Request: Check each line of the material below, and copy it if it holds the string "structured".

Working data:

▬▬▬▬▬▬▬▬▬▬

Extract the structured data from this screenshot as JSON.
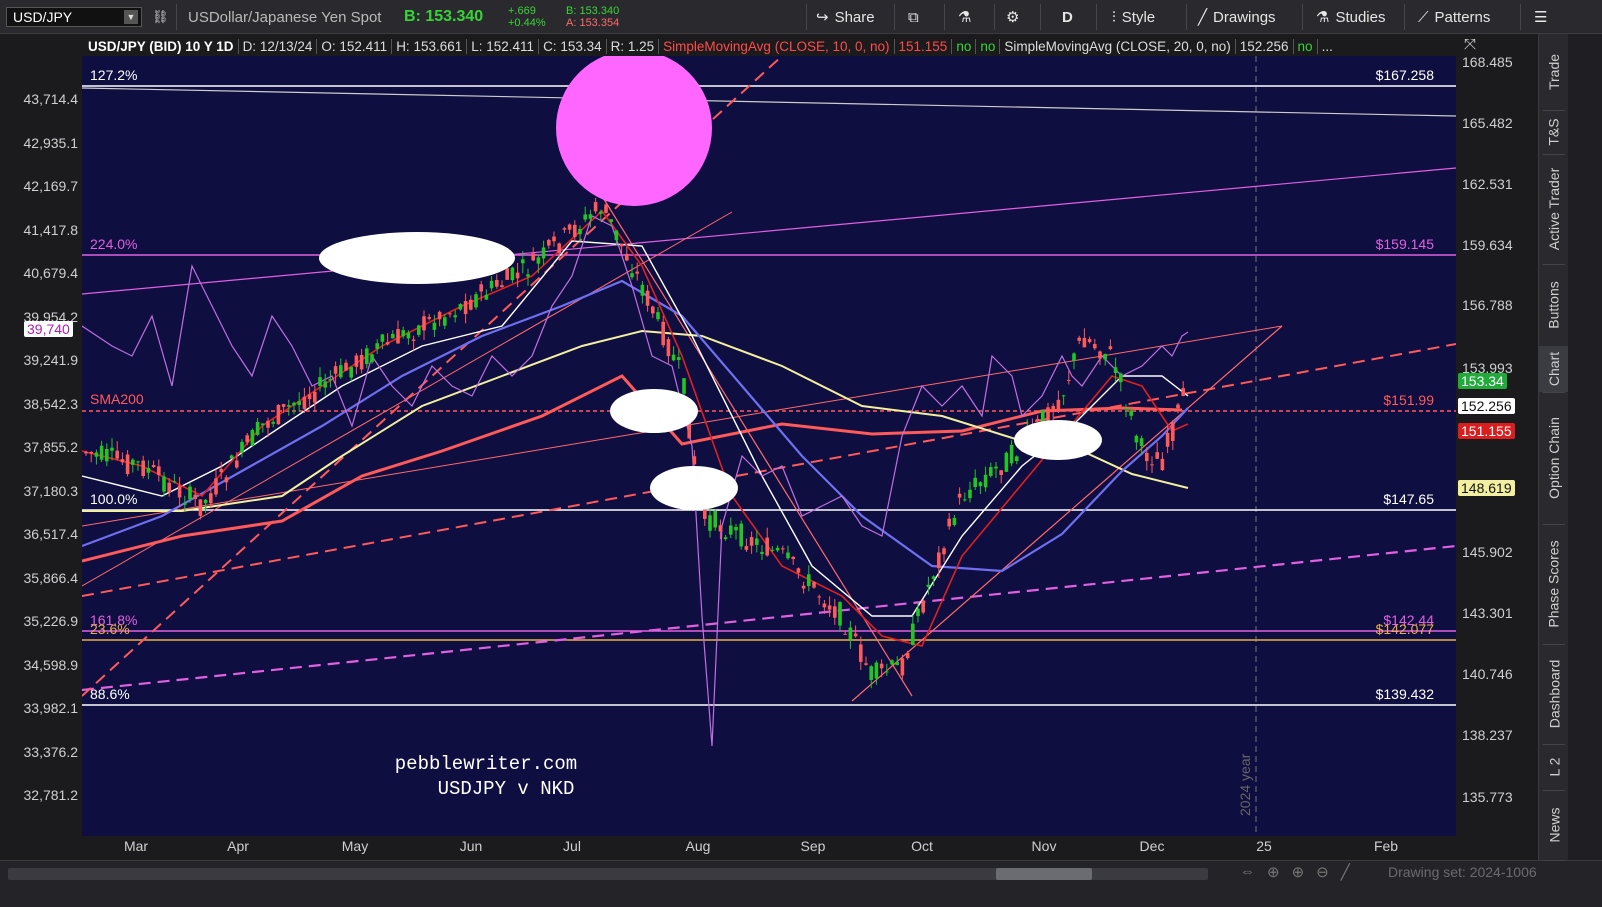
{
  "toolbar": {
    "symbol": "USD/JPY",
    "description": "USDollar/Japanese Yen Spot",
    "bid_price": "B: 153.340",
    "change_abs": "+.669",
    "change_pct": "+0.44%",
    "bid_small": "B: 153.340",
    "ask_small": "A: 153.354",
    "share_label": "Share",
    "period_label": "D",
    "style_label": "Style",
    "drawings_label": "Drawings",
    "studies_label": "Studies",
    "patterns_label": "Patterns"
  },
  "titlebar": {
    "symbol_desc": "USD/JPY (BID) 10 Y 1D",
    "date": "D: 12/13/24",
    "open": "O: 152.411",
    "high": "H: 153.661",
    "low": "L: 152.411",
    "close": "C: 153.34",
    "range": "R: 1.25",
    "sma10_label": "SimpleMovingAvg (CLOSE, 10, 0, no)",
    "sma10_value": "151.155",
    "no1": "no",
    "no2": "no",
    "sma20_label": "SimpleMovingAvg (CLOSE, 20, 0, no)",
    "sma20_value": "152.256",
    "no3": "no",
    "more": "..."
  },
  "chart": {
    "watermark_line1": "pebblewriter.com",
    "watermark_line2": "USDJPY v NKD",
    "year_marker": "2024 year",
    "sma200_label": "SMA200",
    "colors": {
      "background": "#0e0e40",
      "up_candle": "#22c622",
      "down_candle": "#ff5a5a",
      "sma10": "#e02020",
      "sma20": "#ffffff",
      "sma50": "#6f6ff0",
      "sma100": "#f3efa0",
      "sma200": "#ff5a5a",
      "nkd": "#c070e0",
      "fib_pink": "#e060e0",
      "highlight": "#ff66ff"
    },
    "fib_levels": [
      {
        "pct": "127.2%",
        "price": "$167.258",
        "color": "#ffffff"
      },
      {
        "pct": "224.0%",
        "price": "$159.145",
        "color": "#e060e0"
      },
      {
        "pct": "",
        "price": "$151.99",
        "color": "#ff5a5a"
      },
      {
        "pct": "100.0%",
        "price": "$147.65",
        "color": "#ffffff"
      },
      {
        "pct": "161.8%",
        "price": "$142.44",
        "color": "#e060e0"
      },
      {
        "pct": "23.6%",
        "price": "$142.077",
        "color": "#e8b040"
      },
      {
        "pct": "88.6%",
        "price": "$139.432",
        "color": "#ffffff"
      }
    ],
    "right_axis_ticks": [
      "168.485",
      "165.482",
      "162.531",
      "159.634",
      "156.788",
      "153.993",
      "145.902",
      "143.301",
      "140.746",
      "138.237",
      "135.773"
    ],
    "left_axis_ticks": [
      "43,714.4",
      "42,935.1",
      "42,169.7",
      "41,417.8",
      "40,679.4",
      "39,954.2",
      "39,241.9",
      "38,542.3",
      "37,855.2",
      "37,180.3",
      "36,517.4",
      "35,866.4",
      "35,226.9",
      "34,598.9",
      "33,982.1",
      "33,376.2",
      "32,781.2"
    ],
    "left_tag": "39,740",
    "price_tags": [
      {
        "value": "153.34",
        "bg": "#1faa3a",
        "fg": "#ffffff"
      },
      {
        "value": "152.256",
        "bg": "#ffffff",
        "fg": "#111111"
      },
      {
        "value": "151.155",
        "bg": "#d81e1e",
        "fg": "#ffffff"
      },
      {
        "value": "148.619",
        "bg": "#f3efa0",
        "fg": "#111111"
      }
    ],
    "x_axis_months": [
      "Mar",
      "Apr",
      "May",
      "Jun",
      "Jul",
      "Aug",
      "Sep",
      "Oct",
      "Nov",
      "Dec",
      "25",
      "Feb"
    ]
  },
  "bottom": {
    "drawing_set": "Drawing set: 2024-1006"
  },
  "sidebar": {
    "tabs": [
      "Trade",
      "T&S",
      "Active Trader",
      "Buttons",
      "Chart",
      "Option Chain",
      "Phase Scores",
      "Dashboard",
      "L 2",
      "News"
    ]
  }
}
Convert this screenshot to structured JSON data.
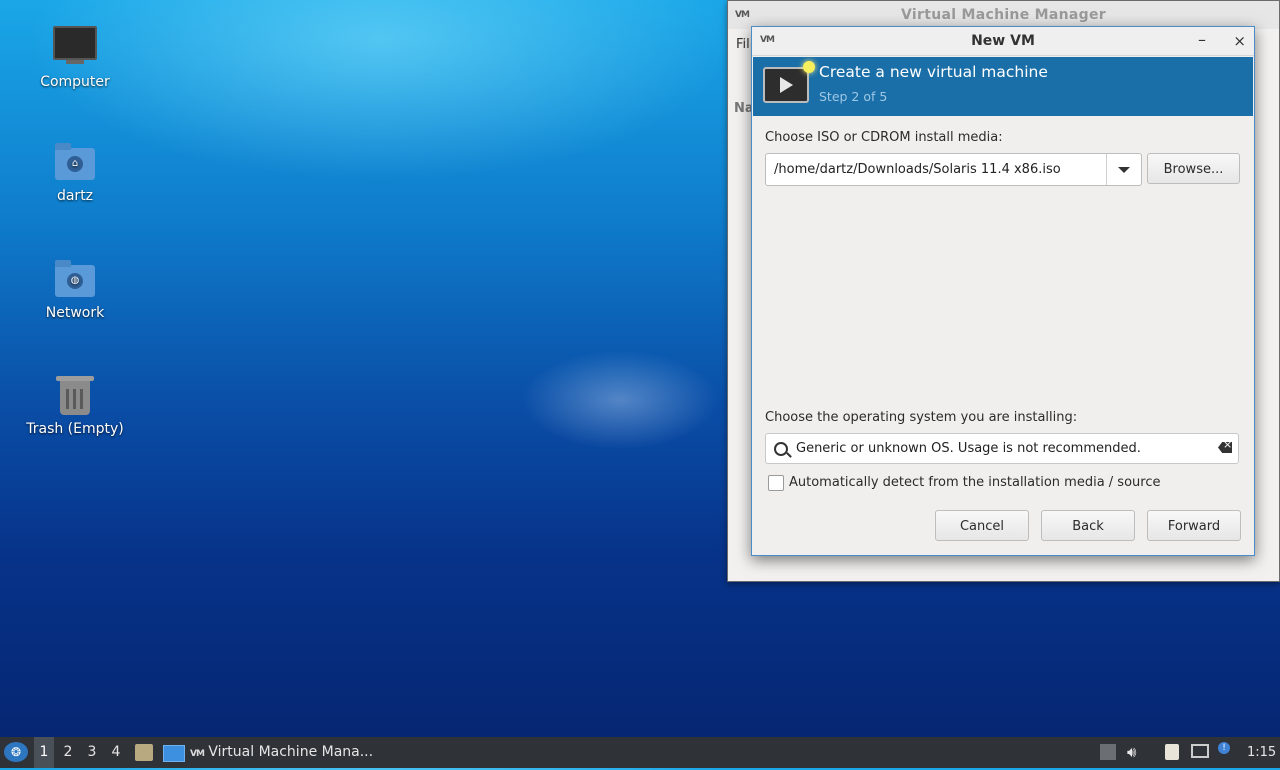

▬▬▬▬▬▬▬▬▬▬

Full solution:
Extract the structured data from this screenshot as JSON.
Convert this screenshot to structured JSON data.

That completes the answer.